◆ AIM:
Write out the whole listing word for word.
╭─ MATERIALS PROVIDED
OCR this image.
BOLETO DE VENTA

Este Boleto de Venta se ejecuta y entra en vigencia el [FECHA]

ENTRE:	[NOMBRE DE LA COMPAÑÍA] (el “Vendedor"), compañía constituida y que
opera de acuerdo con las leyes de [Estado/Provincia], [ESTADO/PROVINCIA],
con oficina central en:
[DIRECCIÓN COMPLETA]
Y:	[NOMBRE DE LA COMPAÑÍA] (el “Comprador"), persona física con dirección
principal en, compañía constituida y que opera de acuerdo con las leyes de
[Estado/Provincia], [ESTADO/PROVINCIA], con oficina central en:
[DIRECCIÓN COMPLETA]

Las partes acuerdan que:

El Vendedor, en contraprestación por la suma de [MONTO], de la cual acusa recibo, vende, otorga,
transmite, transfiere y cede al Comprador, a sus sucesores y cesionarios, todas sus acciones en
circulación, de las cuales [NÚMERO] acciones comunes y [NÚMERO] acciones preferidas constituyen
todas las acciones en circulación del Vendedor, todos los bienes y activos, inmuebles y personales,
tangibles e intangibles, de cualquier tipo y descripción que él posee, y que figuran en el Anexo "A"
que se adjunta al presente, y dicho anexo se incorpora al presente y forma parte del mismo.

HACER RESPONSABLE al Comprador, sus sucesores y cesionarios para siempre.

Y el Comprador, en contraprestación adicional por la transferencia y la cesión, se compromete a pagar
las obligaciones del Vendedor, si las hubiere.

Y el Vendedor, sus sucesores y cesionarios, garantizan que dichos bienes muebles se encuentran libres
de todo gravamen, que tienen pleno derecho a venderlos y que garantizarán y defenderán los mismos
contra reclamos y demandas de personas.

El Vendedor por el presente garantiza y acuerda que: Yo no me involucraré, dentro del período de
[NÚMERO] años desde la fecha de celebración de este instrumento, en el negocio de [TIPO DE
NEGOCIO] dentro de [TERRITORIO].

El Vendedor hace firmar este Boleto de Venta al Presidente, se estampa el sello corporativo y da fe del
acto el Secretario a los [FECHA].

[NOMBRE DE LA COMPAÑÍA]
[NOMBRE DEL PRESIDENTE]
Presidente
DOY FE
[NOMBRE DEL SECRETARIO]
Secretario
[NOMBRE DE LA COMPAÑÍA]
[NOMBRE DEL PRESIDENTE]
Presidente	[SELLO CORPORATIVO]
╰─
◆ COMPLETED EXERCISE:
OCR this image.
BOLETO DE VENTA

Este Boleto de Venta se ejecuta y entra en vigencia el [FECHA]

ENTRE:	[NOMBRE DE LA COMPAÑÍA] (el “Vendedor"), compañía constituida y que
opera de acuerdo con las leyes de [Estado/Provincia], [ESTADO/PROVINCIA],
con oficina central en:
[DIRECCIÓN COMPLETA]
Y:	[NOMBRE DE LA COMPAÑÍA] (el “Comprador"), persona física con dirección
principal en, compañía constituida y que opera de acuerdo con las leyes de
[Estado/Provincia], [ESTADO/PROVINCIA], con oficina central en:
[DIRECCIÓN COMPLETA]

Las partes acuerdan que:

El Vendedor, en contraprestación por la suma de [MONTO], de la cual acusa recibo, vende, otorga,
transmite, transfiere y cede al Comprador, a sus sucesores y cesionarios, todas sus acciones en
circulación, de las cuales [NÚMERO] acciones comunes y [NÚMERO] acciones preferidas constituyen
todas las acciones en circulación del Vendedor, todos los bienes y activos, inmuebles y personales,
tangibles e intangibles, de cualquier tipo y descripción que él posee, y que figuran en el Anexo "A"
que se adjunta al presente, y dicho anexo se incorpora al presente y forma parte del mismo.

HACER RESPONSABLE al Comprador, sus sucesores y cesionarios para siempre.

Y el Comprador, en contraprestación adicional por la transferencia y la cesión, se compromete a pagar
las obligaciones del Vendedor, si las hubiere.

Y el Vendedor, sus sucesores y cesionarios, garantizan que dichos bienes muebles se encuentran libres
de todo gravamen, que tienen pleno derecho a venderlos y que garantizarán y defenderán los mismos
contra reclamos y demandas de personas.

El Vendedor por el presente garantiza y acuerda que: Yo no me involucraré, dentro del período de
[NÚMERO] años desde la fecha de celebración de este instrumento, en el negocio de [TIPO DE
NEGOCIO] dentro de [TERRITORIO].

El Vendedor hace firmar este Boleto de Venta al Presidente, se estampa el sello corporativo y da fe del
acto el Secretario a los [FECHA].

[NOMBRE DE LA COMPAÑÍA]
[NOMBRE DEL PRESIDENTE]
Presidente
DOY FE
[NOMBRE DEL SECRETARIO]
Secretario
[NOMBRE DE LA COMPAÑÍA]
[NOMBRE DEL PRESIDENTE]
Presidente	[SELLO CORPORATIVO]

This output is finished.